#### EXTRACTED INFORMATION
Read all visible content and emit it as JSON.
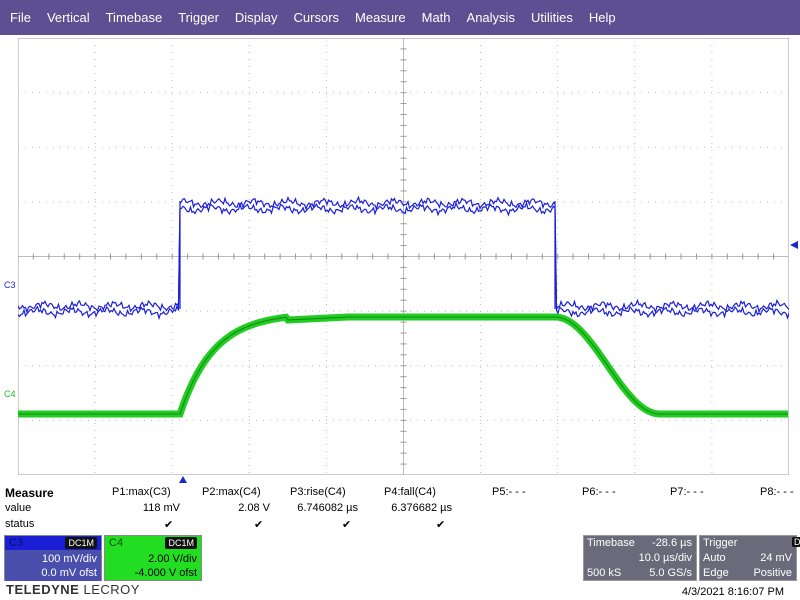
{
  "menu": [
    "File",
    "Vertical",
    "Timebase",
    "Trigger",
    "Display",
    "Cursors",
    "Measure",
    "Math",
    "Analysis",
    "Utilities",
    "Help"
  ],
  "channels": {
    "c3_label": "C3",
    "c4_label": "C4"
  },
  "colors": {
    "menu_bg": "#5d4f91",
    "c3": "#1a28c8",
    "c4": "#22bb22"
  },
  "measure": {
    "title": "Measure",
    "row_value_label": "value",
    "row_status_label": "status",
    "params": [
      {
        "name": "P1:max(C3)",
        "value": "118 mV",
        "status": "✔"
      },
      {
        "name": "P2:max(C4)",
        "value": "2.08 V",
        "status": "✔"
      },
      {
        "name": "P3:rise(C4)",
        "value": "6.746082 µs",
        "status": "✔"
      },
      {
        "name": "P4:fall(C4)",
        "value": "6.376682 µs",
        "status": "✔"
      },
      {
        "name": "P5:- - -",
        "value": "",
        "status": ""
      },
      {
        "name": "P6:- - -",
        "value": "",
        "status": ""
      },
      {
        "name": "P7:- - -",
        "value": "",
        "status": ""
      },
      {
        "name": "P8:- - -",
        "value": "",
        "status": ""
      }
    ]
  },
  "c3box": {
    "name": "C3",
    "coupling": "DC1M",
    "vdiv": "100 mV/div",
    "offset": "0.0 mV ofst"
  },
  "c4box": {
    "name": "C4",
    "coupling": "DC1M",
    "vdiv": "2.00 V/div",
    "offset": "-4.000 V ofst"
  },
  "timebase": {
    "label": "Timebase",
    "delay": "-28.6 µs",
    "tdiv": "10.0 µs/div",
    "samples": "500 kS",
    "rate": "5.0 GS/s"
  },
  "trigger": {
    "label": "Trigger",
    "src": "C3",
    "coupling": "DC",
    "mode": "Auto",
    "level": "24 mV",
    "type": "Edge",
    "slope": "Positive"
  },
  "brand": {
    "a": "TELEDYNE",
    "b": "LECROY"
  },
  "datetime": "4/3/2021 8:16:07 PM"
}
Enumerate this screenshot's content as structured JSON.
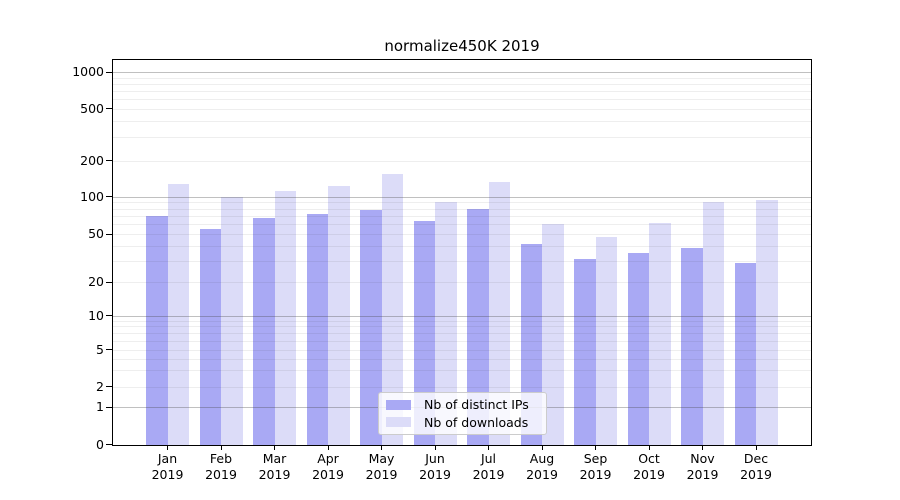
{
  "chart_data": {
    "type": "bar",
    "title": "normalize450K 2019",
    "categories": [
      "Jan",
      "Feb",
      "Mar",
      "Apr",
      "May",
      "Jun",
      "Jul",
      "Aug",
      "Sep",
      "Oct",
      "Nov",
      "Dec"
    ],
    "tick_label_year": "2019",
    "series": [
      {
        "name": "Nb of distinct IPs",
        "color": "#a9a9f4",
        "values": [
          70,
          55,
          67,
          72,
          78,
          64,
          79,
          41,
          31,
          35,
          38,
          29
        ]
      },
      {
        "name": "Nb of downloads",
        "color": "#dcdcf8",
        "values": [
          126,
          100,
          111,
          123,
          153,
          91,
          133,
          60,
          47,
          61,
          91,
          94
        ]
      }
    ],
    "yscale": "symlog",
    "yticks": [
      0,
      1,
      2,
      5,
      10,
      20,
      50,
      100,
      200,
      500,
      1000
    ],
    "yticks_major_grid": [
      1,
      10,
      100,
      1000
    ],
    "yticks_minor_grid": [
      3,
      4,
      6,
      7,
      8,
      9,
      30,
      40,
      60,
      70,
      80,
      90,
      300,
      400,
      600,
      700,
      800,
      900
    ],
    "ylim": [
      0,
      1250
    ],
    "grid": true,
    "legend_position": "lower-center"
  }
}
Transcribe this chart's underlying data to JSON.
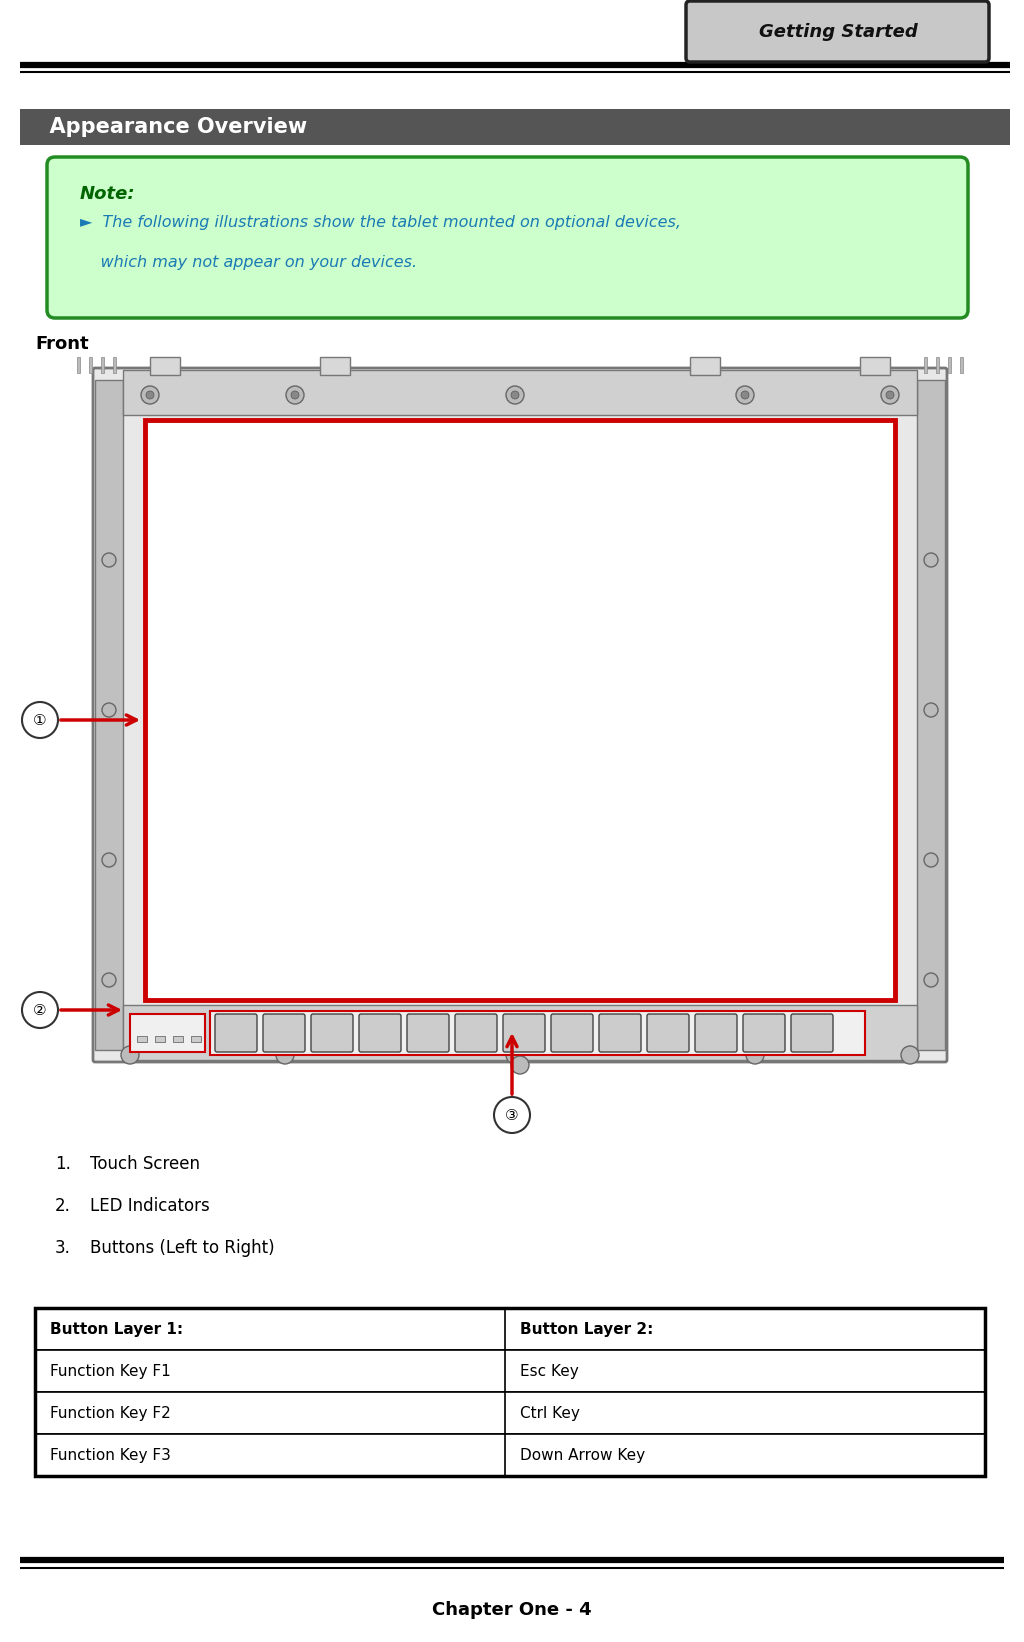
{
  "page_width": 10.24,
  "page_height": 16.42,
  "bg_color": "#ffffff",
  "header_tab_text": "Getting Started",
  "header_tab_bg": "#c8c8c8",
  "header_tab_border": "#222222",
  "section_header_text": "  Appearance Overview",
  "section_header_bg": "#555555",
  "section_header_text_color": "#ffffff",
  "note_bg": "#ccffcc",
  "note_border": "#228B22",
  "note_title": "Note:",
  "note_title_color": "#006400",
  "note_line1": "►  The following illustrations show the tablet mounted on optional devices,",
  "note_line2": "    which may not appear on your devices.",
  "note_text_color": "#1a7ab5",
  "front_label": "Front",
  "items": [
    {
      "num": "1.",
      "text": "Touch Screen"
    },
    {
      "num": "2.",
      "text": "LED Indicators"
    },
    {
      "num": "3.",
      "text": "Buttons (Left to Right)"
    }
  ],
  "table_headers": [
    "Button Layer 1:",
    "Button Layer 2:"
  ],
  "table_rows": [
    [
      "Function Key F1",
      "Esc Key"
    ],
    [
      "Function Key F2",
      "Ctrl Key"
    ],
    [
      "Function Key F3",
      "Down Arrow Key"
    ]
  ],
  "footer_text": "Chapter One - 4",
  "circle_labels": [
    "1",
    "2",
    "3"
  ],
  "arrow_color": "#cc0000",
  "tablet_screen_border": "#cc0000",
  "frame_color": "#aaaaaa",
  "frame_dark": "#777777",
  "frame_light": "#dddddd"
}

#### TASK OBJECTIVE
Each entry gets copied exactly; the pictures stay out.

#### IN RESPONSE
Read all visible content and emit it as JSON.
{
  "menu": [
    "File",
    "Vertical",
    "Timebase",
    "Trigger",
    "Display",
    "Cursors",
    "Measure",
    "Math",
    "Analysis",
    "Utilities",
    "Help"
  ],
  "channels": {
    "c3_label": "C3",
    "c4_label": "C4"
  },
  "colors": {
    "menu_bg": "#5d4f91",
    "c3": "#1a28c8",
    "c4": "#22bb22"
  },
  "measure": {
    "title": "Measure",
    "row_value_label": "value",
    "row_status_label": "status",
    "params": [
      {
        "name": "P1:max(C3)",
        "value": "118 mV",
        "status": "✔"
      },
      {
        "name": "P2:max(C4)",
        "value": "2.08 V",
        "status": "✔"
      },
      {
        "name": "P3:rise(C4)",
        "value": "6.746082 µs",
        "status": "✔"
      },
      {
        "name": "P4:fall(C4)",
        "value": "6.376682 µs",
        "status": "✔"
      },
      {
        "name": "P5:- - -",
        "value": "",
        "status": ""
      },
      {
        "name": "P6:- - -",
        "value": "",
        "status": ""
      },
      {
        "name": "P7:- - -",
        "value": "",
        "status": ""
      },
      {
        "name": "P8:- - -",
        "value": "",
        "status": ""
      }
    ]
  },
  "c3box": {
    "name": "C3",
    "coupling": "DC1M",
    "vdiv": "100 mV/div",
    "offset": "0.0 mV ofst"
  },
  "c4box": {
    "name": "C4",
    "coupling": "DC1M",
    "vdiv": "2.00 V/div",
    "offset": "-4.000 V ofst"
  },
  "timebase": {
    "label": "Timebase",
    "delay": "-28.6 µs",
    "tdiv": "10.0 µs/div",
    "samples": "500 kS",
    "rate": "5.0 GS/s"
  },
  "trigger": {
    "label": "Trigger",
    "src": "C3",
    "coupling": "DC",
    "mode": "Auto",
    "level": "24 mV",
    "type": "Edge",
    "slope": "Positive"
  },
  "brand": {
    "a": "TELEDYNE",
    "b": "LECROY"
  },
  "datetime": "4/3/2021 8:16:07 PM"
}
Enumerate this screenshot's content as structured JSON.
{
  "chart_data": {
    "type": "bar",
    "title": "normalize450K 2019",
    "categories": [
      "Jan",
      "Feb",
      "Mar",
      "Apr",
      "May",
      "Jun",
      "Jul",
      "Aug",
      "Sep",
      "Oct",
      "Nov",
      "Dec"
    ],
    "tick_label_year": "2019",
    "series": [
      {
        "name": "Nb of distinct IPs",
        "color": "#a9a9f4",
        "values": [
          70,
          55,
          67,
          72,
          78,
          64,
          79,
          41,
          31,
          35,
          38,
          29
        ]
      },
      {
        "name": "Nb of downloads",
        "color": "#dcdcf8",
        "values": [
          126,
          100,
          111,
          123,
          153,
          91,
          133,
          60,
          47,
          61,
          91,
          94
        ]
      }
    ],
    "yscale": "symlog",
    "yticks": [
      0,
      1,
      2,
      5,
      10,
      20,
      50,
      100,
      200,
      500,
      1000
    ],
    "yticks_major_grid": [
      1,
      10,
      100,
      1000
    ],
    "yticks_minor_grid": [
      3,
      4,
      6,
      7,
      8,
      9,
      30,
      40,
      60,
      70,
      80,
      90,
      300,
      400,
      600,
      700,
      800,
      900
    ],
    "ylim": [
      0,
      1250
    ],
    "grid": true,
    "legend_position": "lower-center"
  }
}
Transcribe this chart's underlying data to JSON.
{
  "page_width": 10.24,
  "page_height": 16.42,
  "bg_color": "#ffffff",
  "header_tab_text": "Getting Started",
  "header_tab_bg": "#c8c8c8",
  "header_tab_border": "#222222",
  "section_header_text": "  Appearance Overview",
  "section_header_bg": "#555555",
  "section_header_text_color": "#ffffff",
  "note_bg": "#ccffcc",
  "note_border": "#228B22",
  "note_title": "Note:",
  "note_title_color": "#006400",
  "note_line1": "►  The following illustrations show the tablet mounted on optional devices,",
  "note_line2": "    which may not appear on your devices.",
  "note_text_color": "#1a7ab5",
  "front_label": "Front",
  "items": [
    {
      "num": "1.",
      "text": "Touch Screen"
    },
    {
      "num": "2.",
      "text": "LED Indicators"
    },
    {
      "num": "3.",
      "text": "Buttons (Left to Right)"
    }
  ],
  "table_headers": [
    "Button Layer 1:",
    "Button Layer 2:"
  ],
  "table_rows": [
    [
      "Function Key F1",
      "Esc Key"
    ],
    [
      "Function Key F2",
      "Ctrl Key"
    ],
    [
      "Function Key F3",
      "Down Arrow Key"
    ]
  ],
  "footer_text": "Chapter One - 4",
  "circle_labels": [
    "1",
    "2",
    "3"
  ],
  "arrow_color": "#cc0000",
  "tablet_screen_border": "#cc0000",
  "frame_color": "#aaaaaa",
  "frame_dark": "#777777",
  "frame_light": "#dddddd"
}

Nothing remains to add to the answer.